我们是否即将进入新的地区秩序?

美国国务卿布林肯得到了以色列外交部长拉皮德和阿联酋外交部长阿卜杜拉·本·扎耶德的陪同 (美联社)

与其他重大历史事件一样,俄罗斯对乌克兰发动的战争也将在未来几十年内重塑国际关系和国际秩序架构。此外,它还将以一种没有任何人能想象得到的方式来重新划定区域平衡及联盟的地图。我们在前两次世界大战之后,以及冷战之后都目睹了这种情况的出现,在当时,国际秩序和次级区域体系进入了互动与动态的新阶段,正是这些新的动态带来了部分国家与体制的兴起,而另外一些则走向衰落。

对于阿拉伯地区及其周边地区,重新安排联盟和平衡地图的进程正如火如荼地进行,甚至早在俄罗斯对乌克兰发动战争之前就开始了。我们在过去的6年中看到了这样的情况,特别是从2016年美国前总统唐纳德·特朗普入主白宫,以及2017年6月海湾危机爆发、卡塔尔遭到封锁以来,与此同时,“阿拉伯之春”的革命陷入了困境。

在过去的两年内,我们看到了该地区各方及行为主体的重新定位,尤其是随着拜登政府的上台,这有助于推动重新绘制地区联盟地图的进程。有两个主要的变量促成了这一进程的加速:第一,美国似乎已经从阿拉伯地区,特别是阿拉伯海湾地区撤出,以集中精力应对中国在东亚和东南亚地区日益上升的影响力;第二,拜登政府正努力恢复与伊朗之间的核协议,但这个变量在某种程度上也取决于第一个变量。

对于第一个变量,毫无疑问的是,美国认为中国在经济、技术和军事上的崛起对美国的国际霸权构成了威胁,也对它在亚洲的盟友——尤其是日本、韩国、印度、菲律宾、越南——的利益构成了威胁。为此,华盛顿一方面想方设法地遏制这种风险,另一方面则不断加强与上述国家之间的联盟。因此,美国数十年来都没有撤出任何一支驻扎在亚洲的军队和舰队,而这些军事力量包含了超过8万名士兵,其中大多数驻扎在日本和韩国,不仅如此,美国还在军事、技术和情报上给它们提供支持。此外,美国还与澳大利亚、英国建立了新的名为“AUKUS”的安全联盟,旨在加强太平洋地区的海上威慑。华盛顿政治界深信,中国的崛起不会是和平的崛起,并认为美国需要在这成为事实之前,直面这一现实。

阿联酋担心,美国从该地区的撤出将导致它在军事、战略和安全层面上的完全暴露,这种暴露不仅仅是面向伊朗,而且还面向伊朗在该地区的盟友和代理人,尤其是在过去几个月内反复打击阿布扎比腹地的胡塞武装组织。

版面记录:
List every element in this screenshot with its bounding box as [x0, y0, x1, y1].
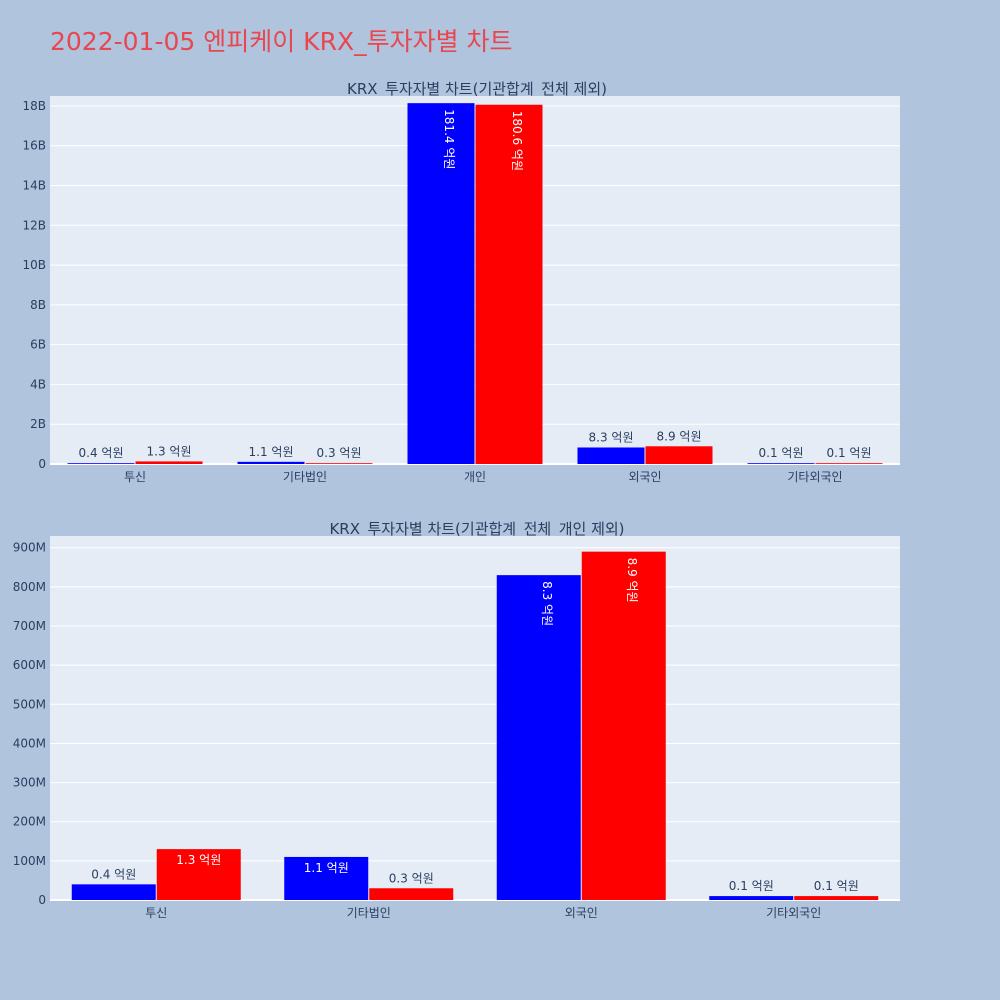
bar — [577, 447, 645, 464]
y-tick-label: 12B — [22, 218, 46, 232]
data-label: 1.1 억원 — [304, 861, 349, 875]
data-label: 1.1 억원 — [249, 445, 294, 459]
bar — [71, 884, 156, 900]
x-tick-label: 기타외국인 — [787, 470, 842, 484]
y-tick-label: 300M — [13, 776, 46, 790]
y-tick-label: 700M — [13, 619, 46, 633]
data-label: 0.4 억원 — [79, 446, 124, 460]
data-label: 0.1 억원 — [827, 446, 872, 460]
y-tick-label: 800M — [13, 580, 46, 594]
y-tick-label: 18B — [22, 99, 46, 113]
data-label: 0.4 억원 — [91, 867, 136, 881]
data-label: 8.9 억원 — [657, 429, 702, 443]
chart-title: KRX_투자자별 차트(기관합계_전체_개인 제외) — [329, 520, 624, 539]
y-tick-label: 0 — [38, 893, 46, 907]
y-tick-label: 8B — [30, 298, 46, 312]
chart-title: KRX_투자자별 차트(기관합계_전체 제외) — [347, 80, 607, 99]
bar — [581, 551, 666, 900]
plot-area — [50, 536, 900, 900]
bar — [496, 575, 581, 900]
y-tick-label: 4B — [30, 377, 46, 391]
page-title: 2022-01-05 엔피케이 KRX_투자자별 차트 — [50, 27, 513, 56]
chart-top: KRX_투자자별 차트(기관합계_전체 제외) 0 2B 4B 6B 8B 10B 12B 14… — [22, 80, 900, 484]
y-tick-label: 2B — [30, 417, 46, 431]
data-label: 1.3 억원 — [147, 444, 192, 458]
bar — [135, 461, 203, 464]
bar — [237, 461, 305, 464]
data-label: 0.3 억원 — [389, 871, 434, 885]
x-tick-label: 외국인 — [565, 906, 598, 920]
data-label: 1.3 억원 — [176, 853, 221, 867]
y-tick-label: 10B — [22, 258, 46, 272]
data-label: 181.4 억원 — [442, 109, 456, 169]
bar — [815, 463, 883, 464]
y-tick-label: 6B — [30, 338, 46, 352]
bar — [156, 849, 241, 900]
data-label: 8.9 억원 — [625, 558, 639, 603]
data-label: 180.6 억원 — [510, 111, 524, 171]
x-tick-label: 개인 — [464, 470, 486, 484]
y-tick-label: 600M — [13, 658, 46, 672]
x-tick-label: 외국인 — [628, 470, 661, 484]
bar — [645, 446, 713, 464]
data-label: 0.1 억원 — [759, 446, 804, 460]
y-tick-label: 200M — [13, 815, 46, 829]
y-tick-label: 500M — [13, 697, 46, 711]
y-tick-label: 400M — [13, 736, 46, 750]
x-tick-label: 기타법인 — [347, 906, 391, 920]
x-tick-label: 기타법인 — [283, 470, 327, 484]
bar — [369, 888, 454, 900]
data-label: 0.1 억원 — [729, 879, 774, 893]
chart-bottom: KRX_투자자별 차트(기관합계_전체_개인 제외) 0 100M 200M 300M 4… — [13, 520, 900, 920]
bar — [475, 104, 543, 464]
y-tick-label: 900M — [13, 541, 46, 555]
data-label: 0.1 억원 — [814, 879, 859, 893]
y-tick-label: 16B — [22, 139, 46, 153]
x-tick-label: 투신 — [124, 470, 146, 484]
bar — [284, 856, 369, 900]
y-tick-label: 0 — [38, 457, 46, 471]
bar — [709, 896, 794, 900]
bar — [67, 463, 135, 464]
data-label: 8.3 억원 — [540, 581, 554, 626]
bar — [747, 463, 815, 464]
data-label: 0.3 억원 — [317, 446, 362, 460]
x-tick-label: 기타외국인 — [766, 906, 821, 920]
plot-area — [50, 96, 900, 464]
x-tick-label: 투신 — [145, 906, 167, 920]
bar — [794, 896, 879, 900]
data-label: 8.3 억원 — [589, 430, 634, 444]
bar — [305, 463, 373, 464]
y-tick-label: 14B — [22, 179, 46, 193]
y-tick-label: 100M — [13, 854, 46, 868]
bar — [407, 103, 475, 465]
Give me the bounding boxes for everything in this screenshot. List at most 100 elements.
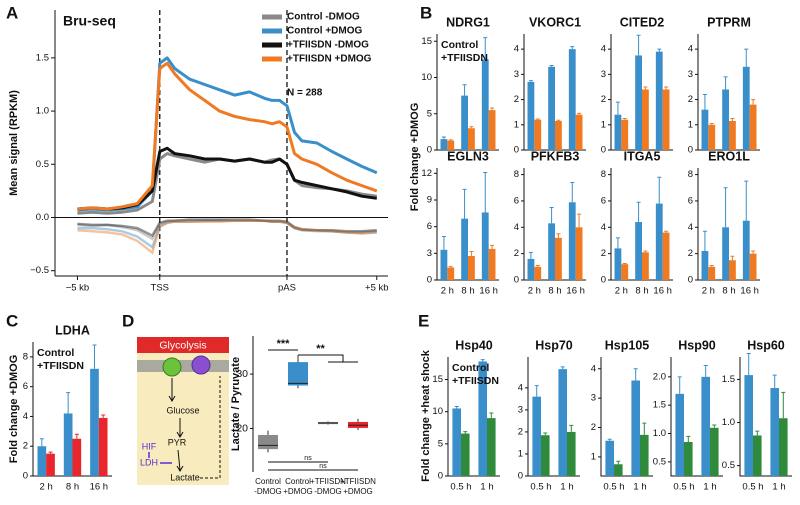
y-tick-label: 2 — [591, 422, 596, 433]
error-bar — [480, 359, 485, 362]
y-tick-label: 8 — [688, 169, 693, 180]
bar — [642, 89, 649, 150]
legend-label: Control — [37, 347, 74, 359]
bar — [468, 128, 475, 150]
error-bar — [101, 414, 106, 418]
significance-label: *** — [277, 338, 291, 350]
y-tick-label: 4 — [514, 222, 519, 233]
legend-label: Control +DMOG — [287, 26, 362, 37]
bar — [749, 104, 757, 150]
bar — [488, 248, 496, 280]
x-tick-label: TSS — [151, 283, 169, 294]
bar — [605, 440, 614, 476]
significance-label: ns — [304, 455, 312, 462]
bar — [98, 417, 108, 476]
error-bar — [560, 366, 565, 370]
y-tick-label: 6 — [601, 195, 606, 206]
x-tick-label: +TFIISDN -DMOG — [310, 477, 346, 496]
y-tick-label: 5 — [438, 438, 443, 449]
error-bar — [616, 460, 621, 465]
bar — [46, 453, 55, 476]
error-bar — [643, 86, 648, 90]
error-bar — [448, 266, 453, 268]
bar — [558, 369, 567, 476]
error-bar — [657, 176, 662, 204]
error-bar — [702, 230, 707, 252]
y-tick-label: 3 — [518, 404, 523, 415]
panel-letter: E — [418, 311, 429, 330]
bar — [708, 266, 716, 280]
x-tick-label: 16 h — [566, 286, 585, 297]
x-tick-label: 2 h — [702, 286, 715, 297]
bar — [631, 380, 640, 476]
x-tick-label: 0.5 h — [673, 482, 694, 493]
y-tick-label: 1.5 — [653, 400, 666, 411]
x-tick-label: 1 h — [772, 482, 785, 493]
error-bar — [677, 376, 682, 394]
bar — [635, 55, 642, 150]
bar — [722, 227, 729, 280]
y-tick-label: 0 — [688, 275, 693, 286]
y-tick-label: 2 — [601, 248, 606, 259]
x-tick-label: Control -DMOG — [254, 477, 282, 496]
bar — [481, 212, 489, 280]
error-bar — [709, 123, 714, 125]
y-tick-label: 8 — [514, 169, 519, 180]
y-axis-label: Mean signal (RPKM) — [8, 90, 20, 196]
y-tick-label: 0 — [518, 471, 523, 482]
error-bar — [570, 46, 575, 50]
bar — [701, 109, 709, 150]
x-tick-label: 2 h — [615, 286, 628, 297]
error-bar — [751, 250, 756, 254]
error-bar — [723, 76, 728, 90]
y-tick-label: 0 — [601, 145, 606, 156]
bar — [779, 418, 788, 476]
bar — [614, 248, 622, 280]
error-bar — [448, 139, 453, 141]
error-bar — [642, 422, 647, 435]
x-tick-label: 1 h — [633, 482, 646, 493]
y-tick-label: 0 — [514, 275, 519, 286]
x-tick-label: 16 h — [90, 482, 109, 493]
y-tick-label: 30 — [236, 368, 248, 380]
bar — [749, 253, 757, 280]
x-tick-label: 8 h — [635, 286, 648, 297]
x-tick-label: +TFIISDN +DMOG — [340, 477, 376, 496]
sense-line — [77, 56, 378, 212]
bar — [640, 434, 649, 476]
panel-title: Hsp60 — [747, 338, 785, 352]
bar — [488, 110, 496, 150]
bar — [575, 114, 583, 150]
y-tick-label: 4 — [601, 44, 606, 55]
error-bar — [462, 188, 467, 219]
y-tick-label: 6 — [688, 195, 693, 206]
transporter — [162, 357, 182, 377]
y-tick-label: 4 — [514, 44, 519, 55]
legend-label: +TFIISDN +DMOG — [287, 54, 372, 65]
error-bar — [441, 136, 446, 140]
bar — [701, 251, 709, 280]
panel-title: NDRG1 — [446, 15, 490, 29]
y-tick-label: 0 — [601, 275, 606, 286]
legend-label: +TFIISDN — [37, 360, 84, 372]
bar — [708, 124, 716, 150]
error-bar — [549, 65, 554, 67]
antisense-line — [77, 219, 377, 255]
panel-title: Hsp70 — [535, 338, 573, 352]
panel-title: Hsp90 — [678, 338, 716, 352]
y-axis-label: Lactate / Pyruvate — [230, 357, 242, 451]
bar — [487, 418, 496, 476]
error-bar — [746, 353, 751, 376]
error-bar — [569, 424, 574, 432]
x-tick-label: 1 h — [480, 482, 493, 493]
error-bar — [528, 251, 533, 259]
bar — [532, 396, 541, 476]
legend-label: Control — [441, 39, 478, 51]
error-bar — [74, 433, 79, 439]
y-tick-label: 0 — [514, 145, 519, 156]
x-tick-label: 16 h — [653, 286, 672, 297]
membrane — [137, 360, 229, 372]
error-bar — [643, 250, 648, 253]
bar — [753, 435, 762, 476]
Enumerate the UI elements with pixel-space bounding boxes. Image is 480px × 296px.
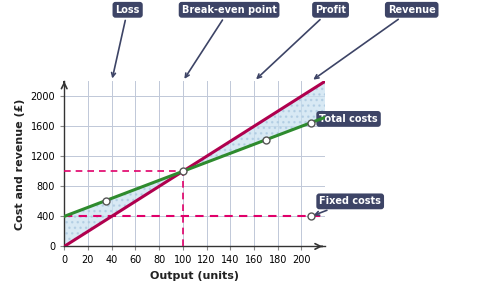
Text: Break-even point: Break-even point: [181, 5, 276, 77]
Text: Profit: Profit: [257, 5, 346, 78]
Text: Loss: Loss: [112, 5, 140, 77]
Text: Total costs: Total costs: [311, 114, 378, 124]
Text: Revenue: Revenue: [315, 5, 435, 78]
Y-axis label: Cost and revenue (£): Cost and revenue (£): [15, 98, 25, 229]
Text: Fixed costs: Fixed costs: [315, 196, 381, 215]
X-axis label: Output (units): Output (units): [150, 271, 239, 281]
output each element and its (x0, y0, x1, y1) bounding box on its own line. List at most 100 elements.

■ **待办任务**:
**A.** 根据关于地区秩序的文本节选,逐一回答:
(i) 海湾危机是何时爆发的?
(ii) 美国驻扎在亚洲的军事力量包含多少名士兵?
(iii) 美国与哪两个国家建立了名为“AUKUS”的安全联盟?
**B.** 在条目中,从含有“bar — [577, 447, 645, 464]”的那一行到含有“bar — [581, 551, 666, 900]”的那一行(首尾两行都算在内),把“data-label”换成“value-label”,其余内容保持不变,只输出这些行。
上述文本与条目之间互不相关。

■ **逐题答案**:
**A.**
(i) 2017年6月。
(ii) 超过8万名。
(iii) 澳大利亚和英国。

**B.**
bar — [577, 447, 645, 464]
y-tick-label: 12B — [22, 218, 46, 232]
value-label: 1.1 억원 — [304, 861, 349, 875]
value-label: 1.1 억원 — [249, 445, 294, 459]
bar — [71, 884, 156, 900]
x-tick-label: 기타외국인 — [787, 470, 842, 484]
y-tick-label: 300M — [13, 776, 46, 790]
y-tick-label: 700M — [13, 619, 46, 633]
value-label: 0.4 억원 — [79, 446, 124, 460]
value-label: 0.1 억원 — [827, 446, 872, 460]
y-tick-label: 800M — [13, 580, 46, 594]
y-tick-label: 18B — [22, 99, 46, 113]
value-label: 0.4 억원 — [91, 867, 136, 881]
value-label: 8.9 억원 — [657, 429, 702, 443]
chart-title: KRX_투자자별 차트(기관합계_전체_개인 제외) — [329, 520, 624, 539]
y-tick-label: 0 — [38, 893, 46, 907]
y-tick-label: 8B — [30, 298, 46, 312]
chart-title: KRX_투자자별 차트(기관합계_전체 제외) — [347, 80, 607, 99]
bar — [581, 551, 666, 900]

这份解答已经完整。